_ENTRIES SHOWN_:
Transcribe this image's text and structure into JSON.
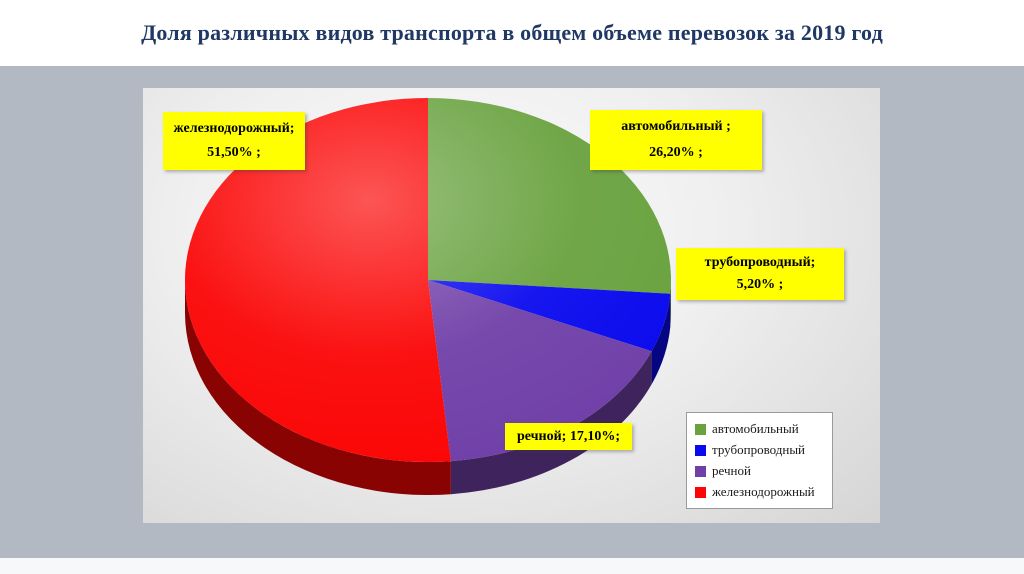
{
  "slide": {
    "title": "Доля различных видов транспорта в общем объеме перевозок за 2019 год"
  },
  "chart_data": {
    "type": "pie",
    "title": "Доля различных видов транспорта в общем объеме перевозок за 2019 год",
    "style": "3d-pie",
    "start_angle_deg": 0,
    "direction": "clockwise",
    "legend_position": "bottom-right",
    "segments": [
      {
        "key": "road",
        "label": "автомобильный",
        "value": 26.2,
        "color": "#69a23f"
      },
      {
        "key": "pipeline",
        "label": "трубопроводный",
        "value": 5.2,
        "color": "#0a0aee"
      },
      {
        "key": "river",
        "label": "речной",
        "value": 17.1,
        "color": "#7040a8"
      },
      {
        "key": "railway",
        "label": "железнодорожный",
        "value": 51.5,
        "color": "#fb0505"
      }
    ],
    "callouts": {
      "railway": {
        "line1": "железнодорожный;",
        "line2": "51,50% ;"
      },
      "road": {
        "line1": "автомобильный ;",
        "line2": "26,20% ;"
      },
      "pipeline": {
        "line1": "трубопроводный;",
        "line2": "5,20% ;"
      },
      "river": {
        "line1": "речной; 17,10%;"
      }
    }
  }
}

_WHAT YOU NEED TO DO_: Pull out and copy each line containing the string "автомобильный".

_WRITTEN SOLUTION_:
        "label": "автомобильный",
        "line1": "автомобильный ;",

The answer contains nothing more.